Exercise goal: Every record below should be written out exactly; pictures stay out.

Listing:
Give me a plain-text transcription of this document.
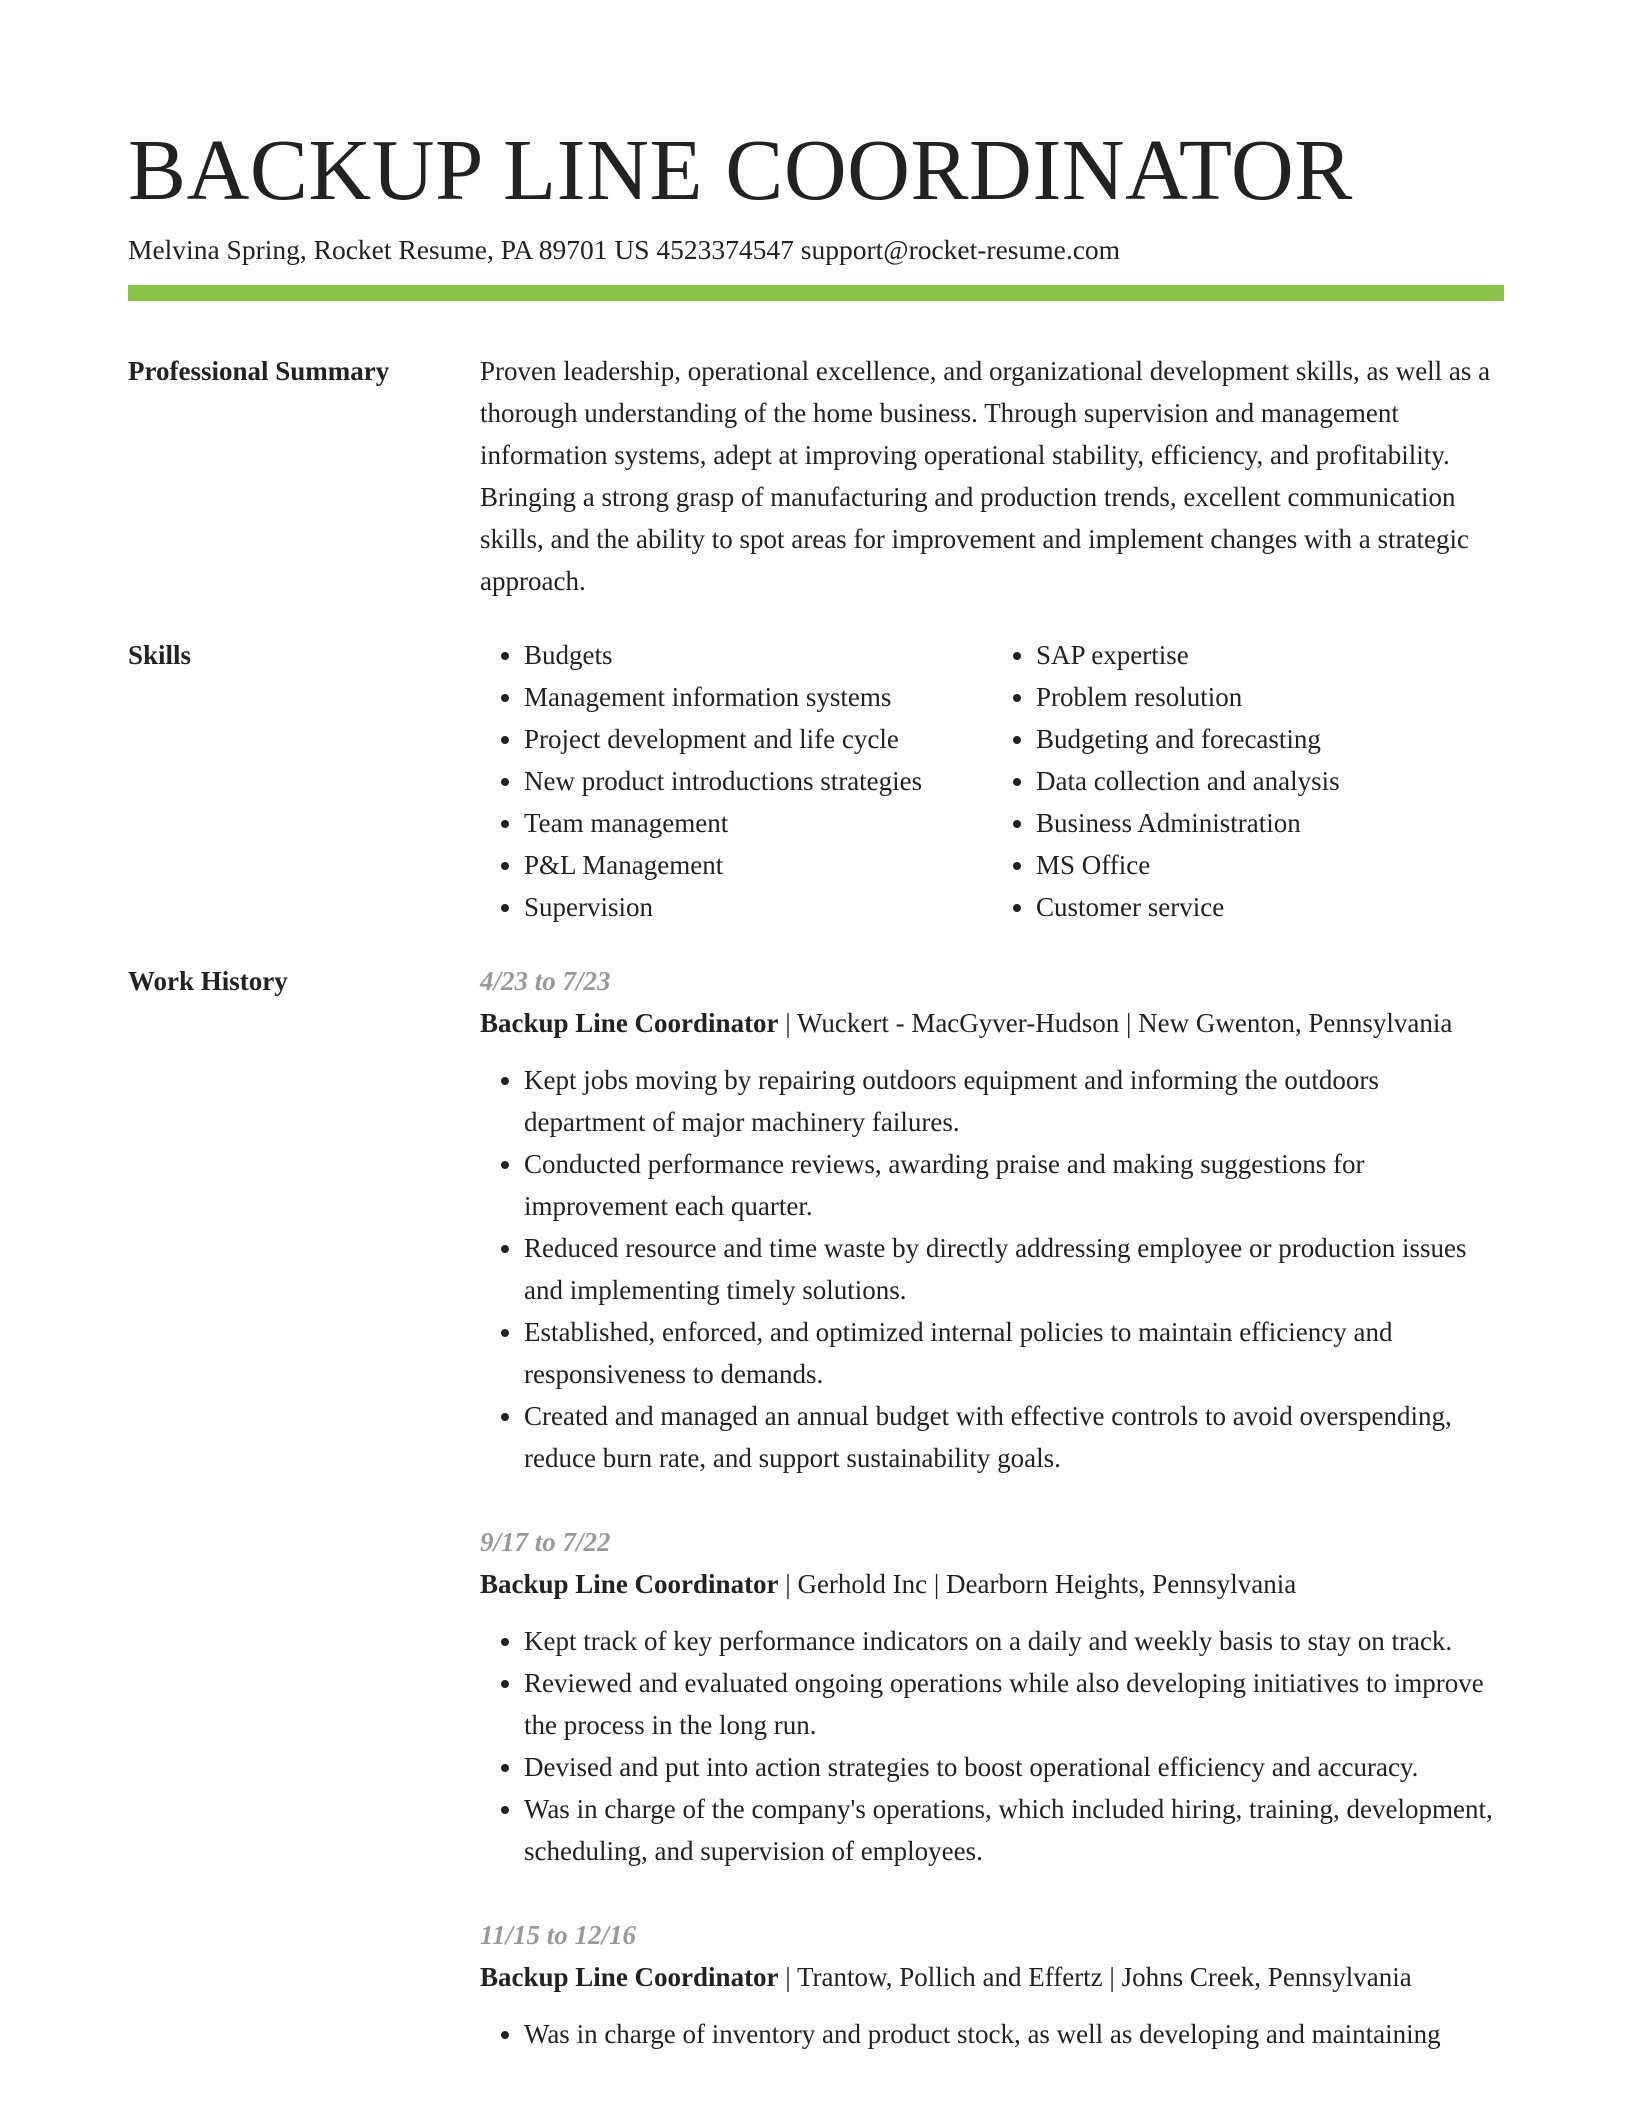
BACKUP LINE COORDINATOR
Melvina Spring, Rocket Resume, PA 89701 US 4523374547 support@rocket-resume.com
Professional Summary	Proven leadership, operational excellence, and organizational development skills, as well as a thorough understanding of the home business. Through supervision and management information systems, adept at improving operational stability, efficiency, and profitability. Bringing a strong grasp of manufacturing and production trends, excellent communication skills, and the ability to spot areas for improvement and implement changes with a strategic approach.

Skills
•	Budgets
• Management information systems
• Project development and life cycle
• New product introductions strategies
• Team management
• P&L Management
• Supervision
• SAP expertise
• Problem resolution
• Budgeting and forecasting
• Data collection and analysis
• Business Administration
• MS Office
• Customer service
Work History	4/23 to 7/23
Backup Line Coordinator | Wuckert - MacGyver-Hudson | New Gwenton, Pennsylvania
• Kept jobs moving by repairing outdoors equipment and informing the outdoors department of major machinery failures.
• Conducted performance reviews, awarding praise and making suggestions for improvement each quarter.
• Reduced resource and time waste by directly addressing employee or production issues and implementing timely solutions.
• Established, enforced, and optimized internal policies to maintain efficiency and responsiveness to demands.
• Created and managed an annual budget with effective controls to avoid overspending, reduce burn rate, and support sustainability goals.
9/17 to 7/22
Backup Line Coordinator | Gerhold Inc | Dearborn Heights, Pennsylvania
• Kept track of key performance indicators on a daily and weekly basis to stay on track.
• Reviewed and evaluated ongoing operations while also developing initiatives to improve the process in the long run.
• Devised and put into action strategies to boost operational efficiency and accuracy.
• Was in charge of the company's operations, which included hiring, training, development, scheduling, and supervision of employees.
11/15 to 12/16
Backup Line Coordinator | Trantow, Pollich and Effertz | Johns Creek, Pennsylvania
• Was in charge of inventory and product stock, as well as developing and maintaining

Solution for this problem:
Give me a plain-text transcription of this document.
BACKUP LINE COORDINATOR
Melvina Spring, Rocket Resume, PA 89701 US 4523374547 support@rocket-resume.com
Professional Summary	Proven leadership, operational excellence, and organizational development skills, as well as a thorough understanding of the home business. Through supervision and management information systems, adept at improving operational stability, efficiency, and profitability. Bringing a strong grasp of manufacturing and production trends, excellent communication skills, and the ability to spot areas for improvement and implement changes with a strategic approach.

Skills
•	Budgets
• Management information systems
• Project development and life cycle
• New product introductions strategies
• Team management
• P&L Management
• Supervision
• SAP expertise
• Problem resolution
• Budgeting and forecasting
• Data collection and analysis
• Business Administration
• MS Office
• Customer service
Work History	4/23 to 7/23
Backup Line Coordinator | Wuckert - MacGyver-Hudson | New Gwenton, Pennsylvania
• Kept jobs moving by repairing outdoors equipment and informing the outdoors department of major machinery failures.
• Conducted performance reviews, awarding praise and making suggestions for improvement each quarter.
• Reduced resource and time waste by directly addressing employee or production issues and implementing timely solutions.
• Established, enforced, and optimized internal policies to maintain efficiency and responsiveness to demands.
• Created and managed an annual budget with effective controls to avoid overspending, reduce burn rate, and support sustainability goals.
9/17 to 7/22
Backup Line Coordinator | Gerhold Inc | Dearborn Heights, Pennsylvania
• Kept track of key performance indicators on a daily and weekly basis to stay on track.
• Reviewed and evaluated ongoing operations while also developing initiatives to improve the process in the long run.
• Devised and put into action strategies to boost operational efficiency and accuracy.
• Was in charge of the company's operations, which included hiring, training, development, scheduling, and supervision of employees.
11/15 to 12/16
Backup Line Coordinator | Trantow, Pollich and Effertz | Johns Creek, Pennsylvania
• Was in charge of inventory and product stock, as well as developing and maintaining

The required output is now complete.